RECORDS FOR THIS EXERCISE ::
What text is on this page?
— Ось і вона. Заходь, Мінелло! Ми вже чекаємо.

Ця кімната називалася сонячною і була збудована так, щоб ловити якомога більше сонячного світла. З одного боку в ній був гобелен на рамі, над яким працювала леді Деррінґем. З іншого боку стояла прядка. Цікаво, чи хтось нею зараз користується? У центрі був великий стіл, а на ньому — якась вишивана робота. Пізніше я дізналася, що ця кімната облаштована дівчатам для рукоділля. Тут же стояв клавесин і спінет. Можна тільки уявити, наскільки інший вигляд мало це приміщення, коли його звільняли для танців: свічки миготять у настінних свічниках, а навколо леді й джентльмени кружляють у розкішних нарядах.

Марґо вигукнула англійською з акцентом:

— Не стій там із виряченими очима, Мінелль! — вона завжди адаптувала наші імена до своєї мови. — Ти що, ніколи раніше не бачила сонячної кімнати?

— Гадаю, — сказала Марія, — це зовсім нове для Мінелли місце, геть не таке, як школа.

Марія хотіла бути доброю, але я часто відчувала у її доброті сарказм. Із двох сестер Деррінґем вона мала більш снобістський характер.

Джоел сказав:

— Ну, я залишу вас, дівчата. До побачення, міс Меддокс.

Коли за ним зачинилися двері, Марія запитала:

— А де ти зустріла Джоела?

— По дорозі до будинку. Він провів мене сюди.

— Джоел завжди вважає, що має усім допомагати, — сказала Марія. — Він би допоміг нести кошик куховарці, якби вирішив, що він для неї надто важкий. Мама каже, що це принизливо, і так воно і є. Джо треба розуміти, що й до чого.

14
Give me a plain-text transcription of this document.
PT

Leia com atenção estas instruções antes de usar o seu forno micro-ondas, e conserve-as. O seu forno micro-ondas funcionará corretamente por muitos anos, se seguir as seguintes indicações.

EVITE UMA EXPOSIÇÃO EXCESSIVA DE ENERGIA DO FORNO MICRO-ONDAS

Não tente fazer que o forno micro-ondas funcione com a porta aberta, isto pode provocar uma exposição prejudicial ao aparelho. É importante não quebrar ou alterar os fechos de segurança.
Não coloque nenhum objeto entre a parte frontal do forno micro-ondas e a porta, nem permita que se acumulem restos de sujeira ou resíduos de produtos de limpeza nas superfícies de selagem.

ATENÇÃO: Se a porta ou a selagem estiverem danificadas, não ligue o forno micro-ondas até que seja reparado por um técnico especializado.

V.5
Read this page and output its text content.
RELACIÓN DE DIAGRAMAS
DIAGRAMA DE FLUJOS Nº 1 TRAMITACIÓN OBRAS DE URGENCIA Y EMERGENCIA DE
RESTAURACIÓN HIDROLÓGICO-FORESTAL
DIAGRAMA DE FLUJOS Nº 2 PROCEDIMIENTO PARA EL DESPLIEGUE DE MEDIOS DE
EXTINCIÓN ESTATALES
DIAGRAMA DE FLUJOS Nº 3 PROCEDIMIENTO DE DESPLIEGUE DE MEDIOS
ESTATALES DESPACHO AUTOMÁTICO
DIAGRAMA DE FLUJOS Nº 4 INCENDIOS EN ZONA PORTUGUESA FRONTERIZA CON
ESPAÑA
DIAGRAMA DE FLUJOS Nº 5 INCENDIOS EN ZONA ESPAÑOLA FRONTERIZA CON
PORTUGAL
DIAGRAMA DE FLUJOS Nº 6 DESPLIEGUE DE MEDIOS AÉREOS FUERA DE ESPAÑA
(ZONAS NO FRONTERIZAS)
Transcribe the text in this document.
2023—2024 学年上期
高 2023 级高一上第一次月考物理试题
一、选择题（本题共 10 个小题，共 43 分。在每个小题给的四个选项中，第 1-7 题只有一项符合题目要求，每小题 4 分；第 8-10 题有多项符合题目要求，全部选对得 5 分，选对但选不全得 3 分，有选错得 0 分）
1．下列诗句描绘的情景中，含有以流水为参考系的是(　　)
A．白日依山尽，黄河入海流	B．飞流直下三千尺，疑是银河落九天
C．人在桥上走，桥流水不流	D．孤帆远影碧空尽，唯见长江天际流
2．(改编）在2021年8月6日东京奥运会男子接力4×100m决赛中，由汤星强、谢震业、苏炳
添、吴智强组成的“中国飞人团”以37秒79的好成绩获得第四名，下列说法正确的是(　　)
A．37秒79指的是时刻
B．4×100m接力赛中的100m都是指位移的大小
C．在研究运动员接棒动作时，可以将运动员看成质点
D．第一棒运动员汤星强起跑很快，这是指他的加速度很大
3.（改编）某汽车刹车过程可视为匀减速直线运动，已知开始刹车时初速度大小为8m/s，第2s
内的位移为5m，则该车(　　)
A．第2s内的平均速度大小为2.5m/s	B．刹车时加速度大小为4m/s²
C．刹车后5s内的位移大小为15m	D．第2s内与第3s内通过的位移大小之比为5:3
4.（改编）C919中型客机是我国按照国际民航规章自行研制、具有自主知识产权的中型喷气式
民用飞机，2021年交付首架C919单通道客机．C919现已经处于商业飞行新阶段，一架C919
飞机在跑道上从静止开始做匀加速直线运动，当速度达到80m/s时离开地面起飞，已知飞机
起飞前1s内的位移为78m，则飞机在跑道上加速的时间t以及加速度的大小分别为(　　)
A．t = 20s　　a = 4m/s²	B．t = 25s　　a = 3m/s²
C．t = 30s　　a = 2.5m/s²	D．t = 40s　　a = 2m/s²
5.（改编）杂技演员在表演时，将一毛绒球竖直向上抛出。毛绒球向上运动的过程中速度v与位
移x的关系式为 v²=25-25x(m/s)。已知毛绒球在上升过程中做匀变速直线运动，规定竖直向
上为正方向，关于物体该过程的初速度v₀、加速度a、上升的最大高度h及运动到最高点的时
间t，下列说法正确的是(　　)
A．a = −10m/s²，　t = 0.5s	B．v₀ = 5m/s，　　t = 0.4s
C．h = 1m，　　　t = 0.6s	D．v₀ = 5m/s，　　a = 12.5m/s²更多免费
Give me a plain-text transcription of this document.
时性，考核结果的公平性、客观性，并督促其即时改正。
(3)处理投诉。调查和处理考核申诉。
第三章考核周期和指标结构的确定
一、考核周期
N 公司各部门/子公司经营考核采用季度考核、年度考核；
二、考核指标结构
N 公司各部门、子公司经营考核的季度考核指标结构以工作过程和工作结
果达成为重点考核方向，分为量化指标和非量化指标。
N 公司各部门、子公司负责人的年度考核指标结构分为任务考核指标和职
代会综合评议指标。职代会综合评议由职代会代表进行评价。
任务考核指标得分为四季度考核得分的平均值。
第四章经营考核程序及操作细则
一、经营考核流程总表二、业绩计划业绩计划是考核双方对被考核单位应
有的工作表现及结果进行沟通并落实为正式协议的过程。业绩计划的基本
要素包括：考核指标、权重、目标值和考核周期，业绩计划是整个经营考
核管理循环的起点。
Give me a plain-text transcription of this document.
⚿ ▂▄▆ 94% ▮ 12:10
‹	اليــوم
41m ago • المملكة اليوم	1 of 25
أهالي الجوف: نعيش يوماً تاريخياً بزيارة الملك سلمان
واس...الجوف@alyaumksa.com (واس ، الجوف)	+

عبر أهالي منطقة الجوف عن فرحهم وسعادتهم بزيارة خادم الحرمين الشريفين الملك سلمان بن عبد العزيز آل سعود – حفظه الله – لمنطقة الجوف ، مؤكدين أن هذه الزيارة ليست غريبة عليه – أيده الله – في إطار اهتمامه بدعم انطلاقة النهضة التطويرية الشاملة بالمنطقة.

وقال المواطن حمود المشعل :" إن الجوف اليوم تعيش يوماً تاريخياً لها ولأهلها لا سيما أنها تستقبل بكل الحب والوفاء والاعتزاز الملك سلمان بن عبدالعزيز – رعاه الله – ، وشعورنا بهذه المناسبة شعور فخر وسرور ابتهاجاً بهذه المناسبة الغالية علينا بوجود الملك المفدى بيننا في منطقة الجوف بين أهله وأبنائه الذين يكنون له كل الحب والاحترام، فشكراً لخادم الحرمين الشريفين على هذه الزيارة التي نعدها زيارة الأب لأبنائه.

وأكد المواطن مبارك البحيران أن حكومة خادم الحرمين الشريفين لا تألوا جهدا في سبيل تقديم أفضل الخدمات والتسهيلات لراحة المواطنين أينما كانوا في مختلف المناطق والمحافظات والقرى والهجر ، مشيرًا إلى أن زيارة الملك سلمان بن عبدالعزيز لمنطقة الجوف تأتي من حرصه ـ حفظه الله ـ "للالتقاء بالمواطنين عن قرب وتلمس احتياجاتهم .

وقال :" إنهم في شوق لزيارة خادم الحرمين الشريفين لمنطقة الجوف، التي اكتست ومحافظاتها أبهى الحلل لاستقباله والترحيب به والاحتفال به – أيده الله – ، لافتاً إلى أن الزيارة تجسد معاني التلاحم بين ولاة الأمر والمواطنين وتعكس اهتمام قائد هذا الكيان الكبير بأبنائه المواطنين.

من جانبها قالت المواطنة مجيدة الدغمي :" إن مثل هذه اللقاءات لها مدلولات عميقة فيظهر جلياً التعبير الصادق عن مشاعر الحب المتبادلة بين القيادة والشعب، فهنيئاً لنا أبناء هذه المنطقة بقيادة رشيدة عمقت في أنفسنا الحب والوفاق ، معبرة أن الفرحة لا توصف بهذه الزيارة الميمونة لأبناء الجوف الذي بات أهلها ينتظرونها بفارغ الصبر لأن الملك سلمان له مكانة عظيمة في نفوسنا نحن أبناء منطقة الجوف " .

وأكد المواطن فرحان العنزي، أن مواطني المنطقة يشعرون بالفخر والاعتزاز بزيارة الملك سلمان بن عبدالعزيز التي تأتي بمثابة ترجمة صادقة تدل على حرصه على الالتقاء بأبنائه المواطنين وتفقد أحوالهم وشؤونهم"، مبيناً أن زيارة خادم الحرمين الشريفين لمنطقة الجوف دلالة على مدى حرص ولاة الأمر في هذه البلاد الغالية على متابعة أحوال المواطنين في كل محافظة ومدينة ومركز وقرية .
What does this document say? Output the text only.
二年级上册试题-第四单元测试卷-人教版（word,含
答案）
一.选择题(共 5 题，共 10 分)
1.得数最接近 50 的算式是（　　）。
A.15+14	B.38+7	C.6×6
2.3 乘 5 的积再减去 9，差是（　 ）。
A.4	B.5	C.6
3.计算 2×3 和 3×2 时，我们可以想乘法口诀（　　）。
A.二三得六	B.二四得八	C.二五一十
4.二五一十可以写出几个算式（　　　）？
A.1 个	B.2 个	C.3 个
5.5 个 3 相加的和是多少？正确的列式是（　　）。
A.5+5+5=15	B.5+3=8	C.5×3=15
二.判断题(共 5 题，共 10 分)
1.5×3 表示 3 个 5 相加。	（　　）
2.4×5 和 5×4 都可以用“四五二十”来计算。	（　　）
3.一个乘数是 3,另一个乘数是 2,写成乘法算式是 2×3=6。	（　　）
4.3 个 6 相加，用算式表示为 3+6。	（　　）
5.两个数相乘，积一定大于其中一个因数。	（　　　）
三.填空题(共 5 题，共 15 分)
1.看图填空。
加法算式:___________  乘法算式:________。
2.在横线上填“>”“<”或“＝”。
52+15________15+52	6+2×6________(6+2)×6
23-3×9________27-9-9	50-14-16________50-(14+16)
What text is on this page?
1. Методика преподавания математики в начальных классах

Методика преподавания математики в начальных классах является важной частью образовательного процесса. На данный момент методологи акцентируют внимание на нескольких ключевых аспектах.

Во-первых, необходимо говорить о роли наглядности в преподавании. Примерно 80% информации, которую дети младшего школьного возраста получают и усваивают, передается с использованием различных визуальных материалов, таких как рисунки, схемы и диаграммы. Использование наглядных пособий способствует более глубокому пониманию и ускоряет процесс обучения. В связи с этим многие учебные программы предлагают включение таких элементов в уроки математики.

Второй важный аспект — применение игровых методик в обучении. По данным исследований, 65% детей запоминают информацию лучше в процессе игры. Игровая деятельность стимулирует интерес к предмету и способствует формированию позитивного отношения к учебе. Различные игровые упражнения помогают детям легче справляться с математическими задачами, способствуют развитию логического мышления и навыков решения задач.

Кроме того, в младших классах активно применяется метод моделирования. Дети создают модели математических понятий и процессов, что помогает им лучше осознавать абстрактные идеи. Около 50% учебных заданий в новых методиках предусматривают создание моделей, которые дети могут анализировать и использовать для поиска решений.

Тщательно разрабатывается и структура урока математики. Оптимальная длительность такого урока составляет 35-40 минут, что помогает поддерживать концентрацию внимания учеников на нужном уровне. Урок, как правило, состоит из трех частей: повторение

WHAT THE EXERCISE ASKS :: Go over the data above and copy every line that has the word "INCENDIOS" in it.

ANSWER FOR THIS EXERCISE ::
DIAGRAMA DE FLUJOS Nº 4 INCENDIOS EN ZONA PORTUGUESA FRONTERIZA CON
DIAGRAMA DE FLUJOS Nº 5 INCENDIOS EN ZONA ESPAÑOLA FRONTERIZA CON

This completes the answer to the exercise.